Instruction A: Reproduce the post about the grandfather's shop starting at "Tuesday, February 2, 2016" and ending at "and post it.)", with "journals" swapped for "diaries".
Instruction B: Carry on the post about the grandfather's shop from its last sentence.

Given passage:
--- Begin ---
Tuesday, February 2, 2016

My Grandpa's Shop

Posted by Rob Welch On 2/02/2016 07:59:00 PM
(Note:  I recently attended the funeral of an uncle, the last surviving member of my mother's immediate family.  He was laid to rest in the same West Texas cemetery as my grandparents.   About a week or so later, I happened to be reading through one of my older journals and came across the following piece, written in November of 2001.  I have chosen not to edit nor revise it, even though it sorely needs it-- but at the time, the words flowed from my pen to the page of my notebook in a rush, and I have decided to recapture that here.   It is very long, and I don't expect many of my 4-5 readers to even read it, but after the death of the last member of this part of my family, I found it cathartic to type it in here and post it.)

This weekend, I have had occasion to go into my grandfather's shop for the first time in several years.   My grandfather's shop is in a two-car garage that has never housed a motor vehicle in my living memory.  It does have a carport out front, a carport that I spent some autumns on top of, sweeping off the ripened pecans that had fallen from the majestic tree that spread its limbs over the carport and my Grandpa's shop.

With a certain amount of misgiving, I inserted the key into the lock and turned the handle.  The door slides up easily, despite the age of the building, sliding up on runners that my Grandpa undoubtedly oiled over the years.  Walking inside, I am taken aback by the emptiness, the devastating space inside.
--- End ---
Records supplied:
--- Begin ---
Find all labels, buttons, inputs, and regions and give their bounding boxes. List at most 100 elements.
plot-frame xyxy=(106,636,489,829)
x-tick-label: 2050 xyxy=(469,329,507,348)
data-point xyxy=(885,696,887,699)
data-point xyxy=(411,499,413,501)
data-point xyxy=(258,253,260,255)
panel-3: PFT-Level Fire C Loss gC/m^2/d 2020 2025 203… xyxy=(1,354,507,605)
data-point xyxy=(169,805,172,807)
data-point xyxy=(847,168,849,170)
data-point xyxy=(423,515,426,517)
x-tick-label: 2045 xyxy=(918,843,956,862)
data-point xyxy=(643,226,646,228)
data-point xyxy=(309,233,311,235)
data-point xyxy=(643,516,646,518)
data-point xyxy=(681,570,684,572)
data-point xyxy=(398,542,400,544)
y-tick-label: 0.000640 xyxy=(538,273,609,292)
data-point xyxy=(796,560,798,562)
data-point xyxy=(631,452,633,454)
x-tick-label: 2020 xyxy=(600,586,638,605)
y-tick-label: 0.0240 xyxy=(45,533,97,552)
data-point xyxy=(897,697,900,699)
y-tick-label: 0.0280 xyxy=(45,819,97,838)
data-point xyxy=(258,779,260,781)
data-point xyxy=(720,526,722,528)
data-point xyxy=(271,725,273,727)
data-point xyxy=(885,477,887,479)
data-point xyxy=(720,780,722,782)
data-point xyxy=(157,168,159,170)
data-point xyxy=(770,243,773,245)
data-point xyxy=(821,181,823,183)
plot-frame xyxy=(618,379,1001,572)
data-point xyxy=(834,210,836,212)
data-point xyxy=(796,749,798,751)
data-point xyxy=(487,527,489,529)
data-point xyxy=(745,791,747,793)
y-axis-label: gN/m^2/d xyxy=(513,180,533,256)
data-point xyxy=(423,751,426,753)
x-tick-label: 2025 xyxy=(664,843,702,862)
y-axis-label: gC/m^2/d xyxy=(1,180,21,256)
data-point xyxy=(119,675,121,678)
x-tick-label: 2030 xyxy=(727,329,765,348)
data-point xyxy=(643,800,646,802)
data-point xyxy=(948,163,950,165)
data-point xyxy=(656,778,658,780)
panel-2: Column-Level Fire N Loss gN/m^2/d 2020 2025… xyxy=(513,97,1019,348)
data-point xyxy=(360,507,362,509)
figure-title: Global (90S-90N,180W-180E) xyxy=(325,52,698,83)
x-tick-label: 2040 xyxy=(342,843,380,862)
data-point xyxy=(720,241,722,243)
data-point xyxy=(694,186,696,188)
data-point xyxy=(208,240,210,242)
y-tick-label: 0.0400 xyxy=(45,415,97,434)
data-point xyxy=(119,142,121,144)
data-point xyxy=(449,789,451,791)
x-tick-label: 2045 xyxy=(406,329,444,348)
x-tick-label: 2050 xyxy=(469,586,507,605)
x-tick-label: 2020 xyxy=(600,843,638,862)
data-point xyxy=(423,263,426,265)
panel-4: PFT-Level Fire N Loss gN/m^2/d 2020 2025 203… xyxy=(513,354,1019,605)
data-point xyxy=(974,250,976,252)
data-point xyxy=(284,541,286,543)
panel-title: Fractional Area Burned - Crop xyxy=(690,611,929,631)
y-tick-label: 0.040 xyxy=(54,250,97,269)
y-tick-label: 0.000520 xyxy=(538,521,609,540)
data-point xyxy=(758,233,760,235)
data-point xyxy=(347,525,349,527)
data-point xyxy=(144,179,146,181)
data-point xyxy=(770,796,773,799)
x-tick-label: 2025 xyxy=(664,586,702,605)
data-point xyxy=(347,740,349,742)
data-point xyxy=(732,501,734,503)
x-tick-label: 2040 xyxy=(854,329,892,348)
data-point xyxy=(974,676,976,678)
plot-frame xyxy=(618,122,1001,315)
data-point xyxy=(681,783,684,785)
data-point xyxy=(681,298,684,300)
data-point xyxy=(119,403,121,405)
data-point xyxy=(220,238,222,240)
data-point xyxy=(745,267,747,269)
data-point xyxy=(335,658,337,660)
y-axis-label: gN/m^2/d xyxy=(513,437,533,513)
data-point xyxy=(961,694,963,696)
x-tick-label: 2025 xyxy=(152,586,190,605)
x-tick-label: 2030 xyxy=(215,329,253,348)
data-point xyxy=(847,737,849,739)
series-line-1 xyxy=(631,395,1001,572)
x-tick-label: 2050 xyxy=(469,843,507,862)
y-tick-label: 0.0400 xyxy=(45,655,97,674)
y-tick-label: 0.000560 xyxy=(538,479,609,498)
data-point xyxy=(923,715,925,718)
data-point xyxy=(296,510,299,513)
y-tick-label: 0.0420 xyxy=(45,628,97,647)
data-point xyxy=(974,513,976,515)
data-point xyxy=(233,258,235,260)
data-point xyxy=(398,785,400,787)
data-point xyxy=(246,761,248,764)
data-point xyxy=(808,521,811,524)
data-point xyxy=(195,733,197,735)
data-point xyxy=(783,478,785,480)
--- End ---
Right answer A:
Tuesday, February 2, 2016

My Grandpa's Shop

Posted by Rob Welch On 2/02/2016 07:59:00 PM
(Note:  I recently attended the funeral of an uncle, the last surviving member of my mother's immediate family.  He was laid to rest in the same West Texas cemetery as my grandparents.   About a week or so later, I happened to be reading through one of my older diaries and came across the following piece, written in November of 2001.  I have chosen not to edit nor revise it, even though it sorely needs it-- but at the time, the words flowed from my pen to the page of my notebook in a rush, and I have decided to recapture that here.   It is very long, and I don't expect many of my 4-5 readers to even read it, but after the death of the last member of this part of my family, I found it cathartic to type it in here and post it.)

Right answer B:
A few years ago, after the last of several mishaps caused by the fey mixture of old age & power tools, my grandfather auctioned off all his tools.  It was a necessary move, one that would prolong my Grandpa's physical life, but was also the beginning of the deterioration of his ethos, his raison d'etre.

You see, my Grandpa was a carpenter.  He was other things as well:  Christian, husband, father, cotton farmer, and owner of the only coin-operated laundry in the small West Texas town they called home.  But first and foremost, he was a carpenter.  His greatest love was working with wood, creating lovely objects both large and small.  So ingrained was his love of wood that he would return from vacations with exotic woods he had acquired from all over the country.  He would be like a young boy, full of anticipation on Christmas morning, already envisioning what he might make from this piece of wood.

Grandpa is a man who likes to serve the Lord by helping others, and he found ways to use carpentry to do this as well, such as making wooden cross necklaces for the acolytes at his church.  After their retirement, Grandpa and Grandma traveled around the country, doing mission work for the church.  Grandpa took his tools and went from project to project, restoring and repairing churches, any place where the church had need of his skills.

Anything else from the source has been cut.